Copy all of the material below verbatim, line by line, and leave the picture out of your copy.

── Data listing

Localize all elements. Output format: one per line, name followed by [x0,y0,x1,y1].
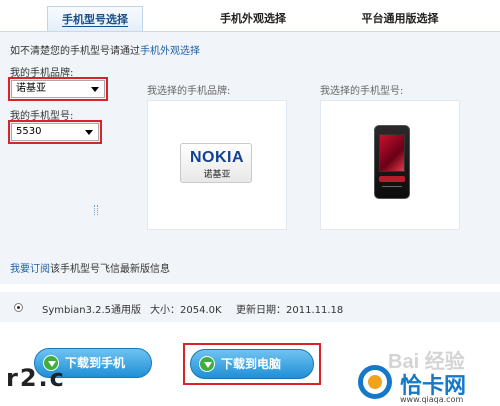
appearance-select-link[interactable]: 手机外观选择 [140,46,200,57]
download-to-pc-label: 下载到电脑 [221,357,282,371]
phone-screen [379,134,405,172]
resize-handle[interactable] [94,205,98,215]
chevron-down-icon [85,130,93,135]
tab-bar: 手机型号选择 手机外观选择 平台通用版选择 [0,0,500,32]
nokia-logo-subtext: 诺基亚 [203,170,231,180]
brand-select[interactable]: 诺基亚 [11,80,105,98]
appearance-hint: 如不清楚您的手机型号请通过手机外观选择 [10,42,200,57]
package-updated: 更新日期：2011.11.18 [236,305,344,316]
subscribe-link[interactable]: 我要订阅 [10,264,50,275]
nokia-logo-text: NOKIA [189,149,245,166]
chevron-down-icon [91,87,99,92]
appearance-hint-text: 如不清楚您的手机型号请通过 [10,46,140,57]
model-select-value: 5530 [16,126,42,137]
selected-brand-title: 我选择的手机品牌: [147,86,231,97]
model-select[interactable]: 5530 [11,123,99,141]
package-radio[interactable] [14,303,23,312]
site-watermark-url: www.qiaqa.com [400,395,464,404]
download-to-pc-button[interactable]: 下载到电脑 [190,349,314,379]
subscribe-text: 该手机型号飞信最新版信息 [50,264,170,275]
tab-platform-select[interactable]: 平台通用版选择 [345,6,455,32]
site-logo-icon [358,365,392,399]
phone-keys [382,186,402,194]
tab-model-select[interactable]: 手机型号选择 [47,6,143,32]
tab-platform-select-label: 平台通用版选择 [361,12,439,25]
package-size: 大小：2054.0K [150,305,222,316]
package-version: Symbian3.2.5通用版 [42,305,142,316]
nokia-logo: NOKIA 诺基亚 [180,143,252,183]
brand-select-value: 诺基亚 [16,83,46,94]
download-to-phone-label: 下载到手机 [65,356,126,370]
download-arrow-icon [199,356,215,372]
subscribe-row: 我要订阅该手机型号飞信最新版信息 [10,260,170,275]
tab-model-select-label: 手机型号选择 [62,13,128,27]
phone-image [374,125,410,199]
selected-model-title: 我选择的手机型号: [320,86,404,97]
tab-appearance-select[interactable]: 手机外观选择 [205,6,301,32]
tab-appearance-select-label: 手机外观选择 [220,12,286,25]
watermark-left: r2.c [6,364,66,392]
phone-menu-bar [379,176,405,182]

────

Response:
Localize all elements. Output format: one per line, name followed by [x0,y0,x1,y1].
appearance-select-link[interactable]: 手机外观选择 [140,46,200,57]
download-to-pc-label: 下载到电脑 [221,357,282,371]
phone-screen [379,134,405,172]
resize-handle[interactable] [94,205,98,215]
chevron-down-icon [85,130,93,135]
tab-bar: 手机型号选择 手机外观选择 平台通用版选择 [0,0,500,32]
nokia-logo-subtext: 诺基亚 [203,170,231,180]
brand-select[interactable]: 诺基亚 [11,80,105,98]
appearance-hint: 如不清楚您的手机型号请通过手机外观选择 [10,42,200,57]
package-updated: 更新日期：2011.11.18 [236,305,344,316]
subscribe-link[interactable]: 我要订阅 [10,264,50,275]
nokia-logo-text: NOKIA [189,149,245,166]
chevron-down-icon [91,87,99,92]
appearance-hint-text: 如不清楚您的手机型号请通过 [10,46,140,57]
model-select-value: 5530 [16,126,42,137]
selected-brand-title: 我选择的手机品牌: [147,86,231,97]
model-select[interactable]: 5530 [11,123,99,141]
package-radio[interactable] [14,303,23,312]
site-watermark-url: www.qiaqa.com [400,395,464,404]
download-to-pc-button[interactable]: 下载到电脑 [190,349,314,379]
subscribe-text: 该手机型号飞信最新版信息 [50,264,170,275]
tab-platform-select[interactable]: 平台通用版选择 [345,6,455,32]
site-logo-icon [358,365,392,399]
phone-keys [382,186,402,194]
tab-model-select[interactable]: 手机型号选择 [47,6,143,32]
tab-platform-select-label: 平台通用版选择 [361,12,439,25]
package-size: 大小：2054.0K [150,305,222,316]
package-version: Symbian3.2.5通用版 [42,305,142,316]
nokia-logo: NOKIA 诺基亚 [180,143,252,183]
brand-select-value: 诺基亚 [16,83,46,94]
download-to-phone-label: 下载到手机 [65,356,126,370]
download-arrow-icon [199,356,215,372]
subscribe-row: 我要订阅该手机型号飞信最新版信息 [10,260,170,275]
tab-model-select-label: 手机型号选择 [62,13,128,27]
phone-image [374,125,410,199]
selected-model-title: 我选择的手机型号: [320,86,404,97]
tab-appearance-select[interactable]: 手机外观选择 [205,6,301,32]
tab-appearance-select-label: 手机外观选择 [220,12,286,25]
watermark-left: r2.c [6,364,66,392]
phone-menu-bar [379,176,405,182]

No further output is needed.